| Challenge |
Look for the string "structured" in every line, and copy each line that has it.

| Records |

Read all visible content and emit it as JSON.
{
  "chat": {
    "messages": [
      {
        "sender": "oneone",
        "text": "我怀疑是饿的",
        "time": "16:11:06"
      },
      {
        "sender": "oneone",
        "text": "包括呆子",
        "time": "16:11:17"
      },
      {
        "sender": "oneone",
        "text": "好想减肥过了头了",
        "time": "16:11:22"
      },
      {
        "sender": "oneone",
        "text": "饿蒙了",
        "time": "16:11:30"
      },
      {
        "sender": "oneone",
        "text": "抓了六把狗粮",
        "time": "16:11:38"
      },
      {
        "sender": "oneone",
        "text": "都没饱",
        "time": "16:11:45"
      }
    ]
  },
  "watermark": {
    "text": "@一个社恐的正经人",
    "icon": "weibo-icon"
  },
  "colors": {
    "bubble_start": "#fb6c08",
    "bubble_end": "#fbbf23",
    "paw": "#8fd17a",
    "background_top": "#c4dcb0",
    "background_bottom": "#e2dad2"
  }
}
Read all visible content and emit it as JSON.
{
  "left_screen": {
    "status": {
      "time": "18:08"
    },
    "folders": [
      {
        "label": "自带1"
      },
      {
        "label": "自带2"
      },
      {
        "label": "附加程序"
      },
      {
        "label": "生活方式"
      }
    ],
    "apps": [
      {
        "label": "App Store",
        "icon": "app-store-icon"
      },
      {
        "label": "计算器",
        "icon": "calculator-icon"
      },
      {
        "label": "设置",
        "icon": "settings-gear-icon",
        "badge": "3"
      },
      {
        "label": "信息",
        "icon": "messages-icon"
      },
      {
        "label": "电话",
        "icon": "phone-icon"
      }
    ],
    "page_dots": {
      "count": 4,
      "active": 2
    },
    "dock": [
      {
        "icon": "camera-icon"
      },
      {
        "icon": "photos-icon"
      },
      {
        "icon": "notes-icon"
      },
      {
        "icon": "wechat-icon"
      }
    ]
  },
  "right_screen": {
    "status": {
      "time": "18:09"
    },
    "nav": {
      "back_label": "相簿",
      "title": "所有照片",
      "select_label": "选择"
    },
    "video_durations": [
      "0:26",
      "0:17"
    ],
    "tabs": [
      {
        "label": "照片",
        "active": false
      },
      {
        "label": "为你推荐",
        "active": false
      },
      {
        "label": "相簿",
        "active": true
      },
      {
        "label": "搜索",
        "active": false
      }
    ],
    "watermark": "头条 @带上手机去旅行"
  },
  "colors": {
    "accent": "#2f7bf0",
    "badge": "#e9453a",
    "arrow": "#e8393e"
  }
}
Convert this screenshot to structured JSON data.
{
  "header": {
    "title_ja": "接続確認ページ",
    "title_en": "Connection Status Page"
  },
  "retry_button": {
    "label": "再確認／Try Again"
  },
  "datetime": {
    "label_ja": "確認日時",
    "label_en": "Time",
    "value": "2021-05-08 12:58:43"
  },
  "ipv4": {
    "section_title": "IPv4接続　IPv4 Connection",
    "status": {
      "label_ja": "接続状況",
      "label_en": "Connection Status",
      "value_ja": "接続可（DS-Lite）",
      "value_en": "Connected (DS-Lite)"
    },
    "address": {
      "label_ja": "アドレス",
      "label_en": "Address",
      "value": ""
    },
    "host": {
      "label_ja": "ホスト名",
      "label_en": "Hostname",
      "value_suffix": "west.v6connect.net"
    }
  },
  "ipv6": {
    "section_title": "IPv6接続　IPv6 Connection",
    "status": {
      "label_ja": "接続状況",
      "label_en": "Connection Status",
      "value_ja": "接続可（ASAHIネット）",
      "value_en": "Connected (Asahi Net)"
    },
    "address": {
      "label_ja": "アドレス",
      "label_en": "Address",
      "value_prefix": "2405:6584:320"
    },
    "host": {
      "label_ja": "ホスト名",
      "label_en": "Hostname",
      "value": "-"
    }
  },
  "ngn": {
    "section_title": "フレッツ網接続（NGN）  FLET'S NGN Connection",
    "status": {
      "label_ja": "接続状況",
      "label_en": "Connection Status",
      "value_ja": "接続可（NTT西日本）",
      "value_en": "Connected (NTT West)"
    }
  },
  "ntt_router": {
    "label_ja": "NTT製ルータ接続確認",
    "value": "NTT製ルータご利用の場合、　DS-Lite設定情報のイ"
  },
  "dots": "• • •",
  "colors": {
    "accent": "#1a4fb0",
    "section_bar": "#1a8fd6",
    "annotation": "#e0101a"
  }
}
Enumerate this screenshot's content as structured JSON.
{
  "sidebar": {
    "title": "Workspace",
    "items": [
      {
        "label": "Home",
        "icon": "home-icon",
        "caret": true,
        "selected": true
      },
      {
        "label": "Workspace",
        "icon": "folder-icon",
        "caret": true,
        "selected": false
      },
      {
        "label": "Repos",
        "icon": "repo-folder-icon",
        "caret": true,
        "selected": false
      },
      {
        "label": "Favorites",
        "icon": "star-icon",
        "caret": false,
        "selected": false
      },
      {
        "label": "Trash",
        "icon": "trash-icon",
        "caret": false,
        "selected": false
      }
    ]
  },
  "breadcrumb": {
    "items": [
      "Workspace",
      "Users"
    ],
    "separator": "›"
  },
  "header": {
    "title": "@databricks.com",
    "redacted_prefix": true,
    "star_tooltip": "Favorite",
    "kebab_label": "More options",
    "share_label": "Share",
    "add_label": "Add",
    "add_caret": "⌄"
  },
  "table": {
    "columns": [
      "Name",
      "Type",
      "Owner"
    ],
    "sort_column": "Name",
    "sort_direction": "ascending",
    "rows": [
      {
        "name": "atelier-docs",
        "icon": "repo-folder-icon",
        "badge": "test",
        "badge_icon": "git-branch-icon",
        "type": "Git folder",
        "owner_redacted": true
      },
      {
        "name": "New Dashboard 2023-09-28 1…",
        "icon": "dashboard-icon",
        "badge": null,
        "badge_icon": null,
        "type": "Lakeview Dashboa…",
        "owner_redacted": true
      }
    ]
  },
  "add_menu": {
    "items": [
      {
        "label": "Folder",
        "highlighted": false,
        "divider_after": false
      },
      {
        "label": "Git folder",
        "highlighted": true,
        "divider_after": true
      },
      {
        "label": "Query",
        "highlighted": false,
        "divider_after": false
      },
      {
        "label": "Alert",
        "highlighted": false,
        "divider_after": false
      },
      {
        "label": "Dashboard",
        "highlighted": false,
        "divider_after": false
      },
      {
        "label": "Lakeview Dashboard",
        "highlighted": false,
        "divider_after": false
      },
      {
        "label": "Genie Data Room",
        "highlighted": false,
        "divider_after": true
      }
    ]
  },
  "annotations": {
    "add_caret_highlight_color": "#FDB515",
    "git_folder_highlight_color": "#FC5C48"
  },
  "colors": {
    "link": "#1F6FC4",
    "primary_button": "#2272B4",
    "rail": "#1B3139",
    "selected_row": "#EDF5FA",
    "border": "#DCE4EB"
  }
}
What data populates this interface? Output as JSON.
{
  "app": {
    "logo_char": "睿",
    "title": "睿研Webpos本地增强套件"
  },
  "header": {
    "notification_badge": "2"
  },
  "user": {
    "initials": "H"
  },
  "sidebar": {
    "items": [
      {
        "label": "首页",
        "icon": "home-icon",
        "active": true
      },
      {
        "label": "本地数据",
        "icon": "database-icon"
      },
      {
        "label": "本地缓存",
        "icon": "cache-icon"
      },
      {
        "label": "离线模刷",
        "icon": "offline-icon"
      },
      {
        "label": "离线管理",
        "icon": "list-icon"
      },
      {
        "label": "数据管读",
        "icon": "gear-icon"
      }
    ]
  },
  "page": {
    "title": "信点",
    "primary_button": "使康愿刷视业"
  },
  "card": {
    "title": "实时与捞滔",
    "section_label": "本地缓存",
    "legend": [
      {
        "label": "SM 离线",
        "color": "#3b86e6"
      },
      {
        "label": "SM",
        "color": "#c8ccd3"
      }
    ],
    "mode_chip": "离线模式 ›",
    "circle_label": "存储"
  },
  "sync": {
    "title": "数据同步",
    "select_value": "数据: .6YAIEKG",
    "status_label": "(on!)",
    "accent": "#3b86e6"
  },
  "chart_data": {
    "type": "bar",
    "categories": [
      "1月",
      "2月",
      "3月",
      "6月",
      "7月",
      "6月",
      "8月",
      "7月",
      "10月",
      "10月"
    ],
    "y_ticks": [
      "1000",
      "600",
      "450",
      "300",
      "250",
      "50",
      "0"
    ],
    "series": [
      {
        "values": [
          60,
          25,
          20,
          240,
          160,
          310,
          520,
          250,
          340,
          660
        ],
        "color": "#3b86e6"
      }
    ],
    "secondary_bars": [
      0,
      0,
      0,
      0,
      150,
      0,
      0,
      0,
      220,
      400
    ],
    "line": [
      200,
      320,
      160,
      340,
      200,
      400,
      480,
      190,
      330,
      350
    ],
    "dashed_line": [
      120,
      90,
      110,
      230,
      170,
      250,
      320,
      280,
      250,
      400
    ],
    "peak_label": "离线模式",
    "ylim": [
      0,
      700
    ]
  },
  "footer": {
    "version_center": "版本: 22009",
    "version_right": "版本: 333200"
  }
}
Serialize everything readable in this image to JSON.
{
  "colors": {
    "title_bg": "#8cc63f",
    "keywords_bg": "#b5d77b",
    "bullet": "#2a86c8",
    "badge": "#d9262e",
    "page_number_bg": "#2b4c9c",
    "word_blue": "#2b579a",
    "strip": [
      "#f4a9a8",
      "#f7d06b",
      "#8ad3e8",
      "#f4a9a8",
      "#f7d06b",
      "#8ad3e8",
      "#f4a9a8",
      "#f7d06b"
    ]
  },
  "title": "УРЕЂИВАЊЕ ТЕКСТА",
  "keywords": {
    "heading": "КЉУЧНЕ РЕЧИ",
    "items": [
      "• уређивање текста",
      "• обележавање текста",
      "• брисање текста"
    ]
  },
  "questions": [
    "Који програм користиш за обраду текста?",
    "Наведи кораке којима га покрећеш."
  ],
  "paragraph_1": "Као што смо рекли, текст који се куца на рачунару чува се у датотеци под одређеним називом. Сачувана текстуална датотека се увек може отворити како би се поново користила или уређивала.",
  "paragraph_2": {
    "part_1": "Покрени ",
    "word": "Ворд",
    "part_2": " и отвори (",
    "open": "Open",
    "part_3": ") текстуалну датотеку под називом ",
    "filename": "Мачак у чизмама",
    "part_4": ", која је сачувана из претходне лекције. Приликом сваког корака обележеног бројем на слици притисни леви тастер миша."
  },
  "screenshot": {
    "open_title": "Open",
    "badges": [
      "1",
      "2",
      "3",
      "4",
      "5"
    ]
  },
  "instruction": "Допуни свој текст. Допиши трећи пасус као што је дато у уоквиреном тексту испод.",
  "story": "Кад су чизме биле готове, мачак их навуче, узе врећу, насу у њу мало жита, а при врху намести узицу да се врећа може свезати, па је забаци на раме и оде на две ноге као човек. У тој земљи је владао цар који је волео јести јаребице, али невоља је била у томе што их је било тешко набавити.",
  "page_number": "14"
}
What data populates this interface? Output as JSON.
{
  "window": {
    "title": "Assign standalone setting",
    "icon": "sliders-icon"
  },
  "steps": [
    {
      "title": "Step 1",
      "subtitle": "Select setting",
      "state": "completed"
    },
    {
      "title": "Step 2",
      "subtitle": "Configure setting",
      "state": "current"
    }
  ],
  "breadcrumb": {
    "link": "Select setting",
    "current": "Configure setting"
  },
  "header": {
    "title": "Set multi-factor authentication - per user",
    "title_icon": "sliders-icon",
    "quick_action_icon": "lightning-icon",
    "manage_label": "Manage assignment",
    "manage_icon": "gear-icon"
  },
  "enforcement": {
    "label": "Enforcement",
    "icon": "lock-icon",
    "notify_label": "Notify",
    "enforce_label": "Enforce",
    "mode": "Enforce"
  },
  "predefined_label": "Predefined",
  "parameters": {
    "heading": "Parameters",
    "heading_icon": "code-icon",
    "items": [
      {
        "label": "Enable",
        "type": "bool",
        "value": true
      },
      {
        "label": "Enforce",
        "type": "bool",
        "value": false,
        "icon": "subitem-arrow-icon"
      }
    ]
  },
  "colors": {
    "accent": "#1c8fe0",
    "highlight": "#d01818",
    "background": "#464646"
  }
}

| Solution for this exercise |
Convert this screenshot to structured JSON data.
Enumerate this screenshot's content as structured JSON.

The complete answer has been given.